**Task material:**
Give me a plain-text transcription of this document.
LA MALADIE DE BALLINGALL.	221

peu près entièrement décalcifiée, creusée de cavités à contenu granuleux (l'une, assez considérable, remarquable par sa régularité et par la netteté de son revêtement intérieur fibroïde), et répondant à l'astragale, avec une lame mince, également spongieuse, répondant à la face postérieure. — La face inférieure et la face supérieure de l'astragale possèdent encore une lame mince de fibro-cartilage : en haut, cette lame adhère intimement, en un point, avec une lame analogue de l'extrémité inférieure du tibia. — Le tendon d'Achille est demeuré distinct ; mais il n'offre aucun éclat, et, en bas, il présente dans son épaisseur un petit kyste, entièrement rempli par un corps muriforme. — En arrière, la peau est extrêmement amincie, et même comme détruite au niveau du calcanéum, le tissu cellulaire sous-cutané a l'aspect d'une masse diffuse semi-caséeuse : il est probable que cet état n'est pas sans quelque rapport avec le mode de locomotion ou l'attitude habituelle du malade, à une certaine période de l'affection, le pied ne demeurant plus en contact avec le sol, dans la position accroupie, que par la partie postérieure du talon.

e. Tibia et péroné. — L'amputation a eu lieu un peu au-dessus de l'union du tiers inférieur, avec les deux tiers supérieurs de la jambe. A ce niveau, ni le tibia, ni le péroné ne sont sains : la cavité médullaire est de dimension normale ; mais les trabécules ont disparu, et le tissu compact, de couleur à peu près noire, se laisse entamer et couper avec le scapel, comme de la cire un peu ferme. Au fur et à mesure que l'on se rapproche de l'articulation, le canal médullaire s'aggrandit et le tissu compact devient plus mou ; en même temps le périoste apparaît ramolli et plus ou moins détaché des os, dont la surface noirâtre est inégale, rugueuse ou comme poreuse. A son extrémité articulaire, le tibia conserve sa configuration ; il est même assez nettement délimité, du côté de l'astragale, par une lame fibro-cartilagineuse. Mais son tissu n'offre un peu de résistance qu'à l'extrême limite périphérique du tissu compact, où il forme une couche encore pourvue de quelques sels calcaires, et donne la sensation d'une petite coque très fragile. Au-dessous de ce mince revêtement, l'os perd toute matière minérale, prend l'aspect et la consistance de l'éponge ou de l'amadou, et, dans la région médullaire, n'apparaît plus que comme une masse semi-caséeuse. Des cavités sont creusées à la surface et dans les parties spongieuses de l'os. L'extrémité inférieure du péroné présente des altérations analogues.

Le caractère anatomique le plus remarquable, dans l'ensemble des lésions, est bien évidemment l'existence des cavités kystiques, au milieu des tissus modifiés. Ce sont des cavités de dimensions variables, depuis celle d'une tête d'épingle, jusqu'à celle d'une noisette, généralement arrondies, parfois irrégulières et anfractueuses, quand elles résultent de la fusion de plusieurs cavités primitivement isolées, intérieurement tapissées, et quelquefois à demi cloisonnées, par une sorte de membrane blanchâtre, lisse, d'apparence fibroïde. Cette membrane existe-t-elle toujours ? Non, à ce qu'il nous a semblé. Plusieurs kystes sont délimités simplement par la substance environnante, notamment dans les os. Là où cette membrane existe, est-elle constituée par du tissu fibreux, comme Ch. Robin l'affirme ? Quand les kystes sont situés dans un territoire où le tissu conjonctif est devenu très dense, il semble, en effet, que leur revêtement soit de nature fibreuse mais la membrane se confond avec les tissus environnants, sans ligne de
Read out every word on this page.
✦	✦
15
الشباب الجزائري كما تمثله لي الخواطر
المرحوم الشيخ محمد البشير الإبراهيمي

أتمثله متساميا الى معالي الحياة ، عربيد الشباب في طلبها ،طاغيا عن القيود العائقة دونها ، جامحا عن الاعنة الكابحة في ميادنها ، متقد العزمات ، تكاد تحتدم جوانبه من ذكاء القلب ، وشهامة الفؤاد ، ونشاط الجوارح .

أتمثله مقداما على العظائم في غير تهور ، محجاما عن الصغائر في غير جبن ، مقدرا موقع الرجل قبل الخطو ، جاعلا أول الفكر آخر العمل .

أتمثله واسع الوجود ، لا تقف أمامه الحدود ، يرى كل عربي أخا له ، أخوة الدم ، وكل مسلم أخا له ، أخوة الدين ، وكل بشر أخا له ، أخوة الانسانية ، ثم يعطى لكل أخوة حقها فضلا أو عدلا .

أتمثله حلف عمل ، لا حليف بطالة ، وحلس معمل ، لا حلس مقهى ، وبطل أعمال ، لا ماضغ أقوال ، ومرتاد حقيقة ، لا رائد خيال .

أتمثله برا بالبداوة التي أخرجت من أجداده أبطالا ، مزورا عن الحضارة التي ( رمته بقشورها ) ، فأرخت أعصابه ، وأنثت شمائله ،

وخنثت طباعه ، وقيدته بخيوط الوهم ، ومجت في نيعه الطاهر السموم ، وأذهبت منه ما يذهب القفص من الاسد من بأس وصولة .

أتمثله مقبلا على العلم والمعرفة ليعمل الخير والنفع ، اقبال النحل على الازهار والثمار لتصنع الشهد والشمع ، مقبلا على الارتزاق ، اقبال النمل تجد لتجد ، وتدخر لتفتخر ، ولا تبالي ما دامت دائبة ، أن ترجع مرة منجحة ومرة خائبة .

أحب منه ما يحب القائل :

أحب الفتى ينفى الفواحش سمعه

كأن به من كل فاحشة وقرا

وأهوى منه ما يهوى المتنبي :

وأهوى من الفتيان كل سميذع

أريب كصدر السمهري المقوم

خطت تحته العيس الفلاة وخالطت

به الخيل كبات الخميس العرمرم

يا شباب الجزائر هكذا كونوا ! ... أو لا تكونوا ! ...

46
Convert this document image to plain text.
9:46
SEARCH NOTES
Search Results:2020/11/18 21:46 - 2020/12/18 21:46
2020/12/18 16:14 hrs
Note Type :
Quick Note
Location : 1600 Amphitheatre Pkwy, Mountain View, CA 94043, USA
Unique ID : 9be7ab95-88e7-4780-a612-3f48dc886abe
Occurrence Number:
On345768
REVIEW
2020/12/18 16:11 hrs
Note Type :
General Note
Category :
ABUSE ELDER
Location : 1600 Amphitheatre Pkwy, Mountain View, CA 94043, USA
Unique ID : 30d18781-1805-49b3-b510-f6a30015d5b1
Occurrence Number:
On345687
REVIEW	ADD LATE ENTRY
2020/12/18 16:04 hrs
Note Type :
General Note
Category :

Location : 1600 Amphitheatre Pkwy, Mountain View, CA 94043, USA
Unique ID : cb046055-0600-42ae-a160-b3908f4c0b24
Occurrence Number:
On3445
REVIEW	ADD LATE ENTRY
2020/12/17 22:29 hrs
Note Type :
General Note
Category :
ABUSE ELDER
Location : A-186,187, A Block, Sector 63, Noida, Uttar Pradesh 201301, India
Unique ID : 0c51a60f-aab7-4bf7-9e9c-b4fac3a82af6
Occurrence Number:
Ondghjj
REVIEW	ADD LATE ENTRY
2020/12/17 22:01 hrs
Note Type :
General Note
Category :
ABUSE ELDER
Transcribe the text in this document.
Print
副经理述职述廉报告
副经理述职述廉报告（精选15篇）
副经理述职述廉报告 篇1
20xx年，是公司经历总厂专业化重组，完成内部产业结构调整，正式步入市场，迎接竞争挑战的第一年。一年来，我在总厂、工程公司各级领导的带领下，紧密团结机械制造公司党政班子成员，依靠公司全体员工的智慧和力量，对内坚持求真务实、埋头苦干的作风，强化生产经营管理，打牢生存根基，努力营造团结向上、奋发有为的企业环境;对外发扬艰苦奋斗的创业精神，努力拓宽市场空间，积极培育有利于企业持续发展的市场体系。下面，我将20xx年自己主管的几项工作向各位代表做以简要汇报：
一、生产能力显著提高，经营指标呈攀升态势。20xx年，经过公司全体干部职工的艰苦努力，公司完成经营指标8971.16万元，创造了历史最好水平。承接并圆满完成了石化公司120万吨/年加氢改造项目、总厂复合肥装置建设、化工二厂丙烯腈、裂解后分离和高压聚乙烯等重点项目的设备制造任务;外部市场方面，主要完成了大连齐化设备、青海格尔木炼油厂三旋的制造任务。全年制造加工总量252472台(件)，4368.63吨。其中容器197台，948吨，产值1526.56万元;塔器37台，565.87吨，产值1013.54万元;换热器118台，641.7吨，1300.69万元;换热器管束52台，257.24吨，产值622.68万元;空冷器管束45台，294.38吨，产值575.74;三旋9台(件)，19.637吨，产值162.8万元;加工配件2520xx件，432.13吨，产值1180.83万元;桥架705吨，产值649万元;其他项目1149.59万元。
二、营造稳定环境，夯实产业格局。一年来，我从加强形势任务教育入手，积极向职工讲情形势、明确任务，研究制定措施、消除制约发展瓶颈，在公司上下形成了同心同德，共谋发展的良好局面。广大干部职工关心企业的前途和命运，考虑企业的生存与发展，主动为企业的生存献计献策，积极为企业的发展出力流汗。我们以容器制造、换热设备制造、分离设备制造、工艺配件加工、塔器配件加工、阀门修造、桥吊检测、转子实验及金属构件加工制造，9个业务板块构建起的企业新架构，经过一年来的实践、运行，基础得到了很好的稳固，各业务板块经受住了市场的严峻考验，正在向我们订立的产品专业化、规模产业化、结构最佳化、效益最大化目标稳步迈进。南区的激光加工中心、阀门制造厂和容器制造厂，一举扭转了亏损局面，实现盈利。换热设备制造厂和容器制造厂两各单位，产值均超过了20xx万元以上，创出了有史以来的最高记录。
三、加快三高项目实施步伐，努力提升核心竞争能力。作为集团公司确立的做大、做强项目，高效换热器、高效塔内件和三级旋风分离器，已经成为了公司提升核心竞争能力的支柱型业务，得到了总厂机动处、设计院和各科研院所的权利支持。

**Your instructions:**
Tell how many lines include "الشباب". The number is the whole answer.

**Solution to the exercise:**
2